Stored data:
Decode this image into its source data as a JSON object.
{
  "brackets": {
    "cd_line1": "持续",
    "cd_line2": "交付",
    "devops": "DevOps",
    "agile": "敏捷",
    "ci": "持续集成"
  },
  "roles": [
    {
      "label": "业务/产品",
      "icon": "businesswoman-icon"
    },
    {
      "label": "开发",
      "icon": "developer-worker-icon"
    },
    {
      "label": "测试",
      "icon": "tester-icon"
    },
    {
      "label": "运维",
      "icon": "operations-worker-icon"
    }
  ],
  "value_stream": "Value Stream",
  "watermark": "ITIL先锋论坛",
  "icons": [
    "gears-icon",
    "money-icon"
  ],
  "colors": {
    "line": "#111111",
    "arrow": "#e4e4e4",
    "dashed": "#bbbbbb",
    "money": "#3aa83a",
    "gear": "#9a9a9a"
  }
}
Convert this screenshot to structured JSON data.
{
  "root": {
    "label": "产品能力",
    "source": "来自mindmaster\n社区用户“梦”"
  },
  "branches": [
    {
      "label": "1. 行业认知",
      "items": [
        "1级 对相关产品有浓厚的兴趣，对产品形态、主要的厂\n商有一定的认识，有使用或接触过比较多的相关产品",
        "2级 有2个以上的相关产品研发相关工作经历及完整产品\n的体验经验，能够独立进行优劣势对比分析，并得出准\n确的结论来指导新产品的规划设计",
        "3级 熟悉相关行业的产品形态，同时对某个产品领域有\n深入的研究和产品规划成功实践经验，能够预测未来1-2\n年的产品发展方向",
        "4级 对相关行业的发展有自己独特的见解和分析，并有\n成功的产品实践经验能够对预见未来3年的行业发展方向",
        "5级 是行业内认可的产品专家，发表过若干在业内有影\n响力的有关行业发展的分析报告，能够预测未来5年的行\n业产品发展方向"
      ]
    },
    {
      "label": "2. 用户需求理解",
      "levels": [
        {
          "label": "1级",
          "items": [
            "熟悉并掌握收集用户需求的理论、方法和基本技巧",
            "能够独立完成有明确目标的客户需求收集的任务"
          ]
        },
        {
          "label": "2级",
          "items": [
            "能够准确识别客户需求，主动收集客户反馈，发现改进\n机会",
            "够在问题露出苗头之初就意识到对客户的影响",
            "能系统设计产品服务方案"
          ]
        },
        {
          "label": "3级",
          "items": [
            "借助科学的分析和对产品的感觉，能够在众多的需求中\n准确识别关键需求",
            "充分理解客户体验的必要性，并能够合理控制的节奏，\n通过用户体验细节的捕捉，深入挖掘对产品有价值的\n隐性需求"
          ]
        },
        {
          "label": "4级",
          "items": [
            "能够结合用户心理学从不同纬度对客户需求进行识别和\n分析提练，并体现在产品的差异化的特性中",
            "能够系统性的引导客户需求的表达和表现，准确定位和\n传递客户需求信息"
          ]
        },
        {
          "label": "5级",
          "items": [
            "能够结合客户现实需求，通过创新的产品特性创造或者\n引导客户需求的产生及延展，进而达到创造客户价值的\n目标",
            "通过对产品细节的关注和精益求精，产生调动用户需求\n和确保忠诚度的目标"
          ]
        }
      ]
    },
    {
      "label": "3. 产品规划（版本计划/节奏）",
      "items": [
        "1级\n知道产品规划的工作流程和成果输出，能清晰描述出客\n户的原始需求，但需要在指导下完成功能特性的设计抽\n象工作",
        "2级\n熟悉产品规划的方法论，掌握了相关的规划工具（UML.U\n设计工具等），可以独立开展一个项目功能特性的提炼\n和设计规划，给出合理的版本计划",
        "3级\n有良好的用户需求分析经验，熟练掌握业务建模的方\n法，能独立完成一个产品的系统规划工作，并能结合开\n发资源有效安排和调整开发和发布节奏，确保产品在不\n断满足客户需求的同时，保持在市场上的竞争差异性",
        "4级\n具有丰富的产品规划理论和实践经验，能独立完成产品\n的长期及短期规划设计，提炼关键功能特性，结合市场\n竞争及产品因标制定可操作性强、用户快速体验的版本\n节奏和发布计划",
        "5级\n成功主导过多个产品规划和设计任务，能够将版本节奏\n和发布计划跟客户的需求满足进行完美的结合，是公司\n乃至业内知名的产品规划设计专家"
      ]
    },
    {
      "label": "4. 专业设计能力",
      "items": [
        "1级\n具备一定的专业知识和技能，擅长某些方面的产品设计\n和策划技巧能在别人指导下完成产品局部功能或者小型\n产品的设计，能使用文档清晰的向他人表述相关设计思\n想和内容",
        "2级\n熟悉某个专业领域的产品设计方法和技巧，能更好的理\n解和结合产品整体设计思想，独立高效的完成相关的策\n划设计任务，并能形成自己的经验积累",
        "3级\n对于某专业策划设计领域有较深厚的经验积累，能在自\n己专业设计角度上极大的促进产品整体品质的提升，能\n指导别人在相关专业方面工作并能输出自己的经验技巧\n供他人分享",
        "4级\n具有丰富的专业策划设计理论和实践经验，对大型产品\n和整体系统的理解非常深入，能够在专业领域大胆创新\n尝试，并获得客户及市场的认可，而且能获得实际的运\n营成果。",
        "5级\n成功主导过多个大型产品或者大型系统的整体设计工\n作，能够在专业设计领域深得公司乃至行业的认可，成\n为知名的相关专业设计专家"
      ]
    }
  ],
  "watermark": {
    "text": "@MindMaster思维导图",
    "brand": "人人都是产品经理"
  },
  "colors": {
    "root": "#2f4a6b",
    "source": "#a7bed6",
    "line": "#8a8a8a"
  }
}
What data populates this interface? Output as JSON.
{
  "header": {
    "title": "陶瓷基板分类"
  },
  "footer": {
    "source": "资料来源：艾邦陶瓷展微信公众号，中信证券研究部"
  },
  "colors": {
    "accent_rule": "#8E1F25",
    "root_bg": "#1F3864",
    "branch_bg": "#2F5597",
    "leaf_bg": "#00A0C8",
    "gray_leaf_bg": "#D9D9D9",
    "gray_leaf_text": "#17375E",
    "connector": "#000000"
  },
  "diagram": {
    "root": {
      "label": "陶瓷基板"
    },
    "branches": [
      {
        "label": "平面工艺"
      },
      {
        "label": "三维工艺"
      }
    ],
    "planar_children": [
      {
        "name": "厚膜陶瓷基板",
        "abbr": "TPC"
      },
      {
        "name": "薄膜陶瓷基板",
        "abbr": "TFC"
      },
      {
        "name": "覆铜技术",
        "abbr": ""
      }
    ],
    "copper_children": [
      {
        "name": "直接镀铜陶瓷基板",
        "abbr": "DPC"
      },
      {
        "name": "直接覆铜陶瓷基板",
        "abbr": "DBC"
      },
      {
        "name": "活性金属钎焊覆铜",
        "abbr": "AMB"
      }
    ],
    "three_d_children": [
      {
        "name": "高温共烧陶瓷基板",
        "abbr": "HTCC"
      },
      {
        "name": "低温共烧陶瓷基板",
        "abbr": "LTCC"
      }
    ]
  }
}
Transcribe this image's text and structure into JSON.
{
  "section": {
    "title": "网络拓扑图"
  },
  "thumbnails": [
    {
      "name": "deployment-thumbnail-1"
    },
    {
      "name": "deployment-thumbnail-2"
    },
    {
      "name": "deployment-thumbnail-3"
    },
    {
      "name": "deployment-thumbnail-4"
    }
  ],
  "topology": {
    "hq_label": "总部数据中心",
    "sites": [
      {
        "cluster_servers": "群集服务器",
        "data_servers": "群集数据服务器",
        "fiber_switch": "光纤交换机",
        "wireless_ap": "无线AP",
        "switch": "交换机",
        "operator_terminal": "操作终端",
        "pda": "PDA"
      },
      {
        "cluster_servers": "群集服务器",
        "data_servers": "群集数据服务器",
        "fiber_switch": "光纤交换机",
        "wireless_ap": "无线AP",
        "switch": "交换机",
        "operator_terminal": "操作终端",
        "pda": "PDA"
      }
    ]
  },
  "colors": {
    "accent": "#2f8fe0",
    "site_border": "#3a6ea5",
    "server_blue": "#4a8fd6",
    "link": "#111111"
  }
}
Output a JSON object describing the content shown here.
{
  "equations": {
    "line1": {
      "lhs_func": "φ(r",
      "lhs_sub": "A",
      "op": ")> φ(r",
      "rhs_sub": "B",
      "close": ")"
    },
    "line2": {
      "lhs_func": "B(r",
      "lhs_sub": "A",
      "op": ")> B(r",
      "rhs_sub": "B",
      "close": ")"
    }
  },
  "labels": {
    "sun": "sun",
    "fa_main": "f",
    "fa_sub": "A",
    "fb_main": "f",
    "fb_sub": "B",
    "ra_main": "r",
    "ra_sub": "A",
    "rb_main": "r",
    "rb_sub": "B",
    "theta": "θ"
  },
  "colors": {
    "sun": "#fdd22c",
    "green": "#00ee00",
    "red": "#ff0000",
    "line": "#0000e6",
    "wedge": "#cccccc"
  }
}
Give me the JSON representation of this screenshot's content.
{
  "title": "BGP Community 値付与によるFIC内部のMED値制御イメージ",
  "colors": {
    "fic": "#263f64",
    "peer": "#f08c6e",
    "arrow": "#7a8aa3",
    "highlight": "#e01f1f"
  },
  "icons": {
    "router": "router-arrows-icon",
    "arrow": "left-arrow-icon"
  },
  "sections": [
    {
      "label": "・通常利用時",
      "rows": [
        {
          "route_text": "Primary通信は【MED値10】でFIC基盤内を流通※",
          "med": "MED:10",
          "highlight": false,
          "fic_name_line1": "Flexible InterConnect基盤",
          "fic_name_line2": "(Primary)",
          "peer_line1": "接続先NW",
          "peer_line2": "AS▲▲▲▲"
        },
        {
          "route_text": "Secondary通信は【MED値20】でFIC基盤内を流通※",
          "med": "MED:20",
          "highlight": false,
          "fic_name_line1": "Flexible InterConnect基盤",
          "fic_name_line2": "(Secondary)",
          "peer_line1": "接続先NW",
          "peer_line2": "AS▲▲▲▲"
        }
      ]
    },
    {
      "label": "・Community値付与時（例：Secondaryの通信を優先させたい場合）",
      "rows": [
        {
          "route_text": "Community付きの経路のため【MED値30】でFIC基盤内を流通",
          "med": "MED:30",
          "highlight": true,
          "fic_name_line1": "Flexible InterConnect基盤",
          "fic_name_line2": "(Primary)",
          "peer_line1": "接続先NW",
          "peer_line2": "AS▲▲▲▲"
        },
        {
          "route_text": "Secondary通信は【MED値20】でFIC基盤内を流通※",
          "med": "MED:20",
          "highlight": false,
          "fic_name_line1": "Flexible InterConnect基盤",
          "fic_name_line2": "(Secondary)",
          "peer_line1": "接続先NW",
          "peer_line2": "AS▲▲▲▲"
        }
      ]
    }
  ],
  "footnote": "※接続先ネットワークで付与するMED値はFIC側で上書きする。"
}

Job: From the entries, copy out each line containing the word "deployment".

Output of the exercise:
      "name": "deployment-thumbnail-1"
      "name": "deployment-thumbnail-2"
      "name": "deployment-thumbnail-3"
      "name": "deployment-thumbnail-4"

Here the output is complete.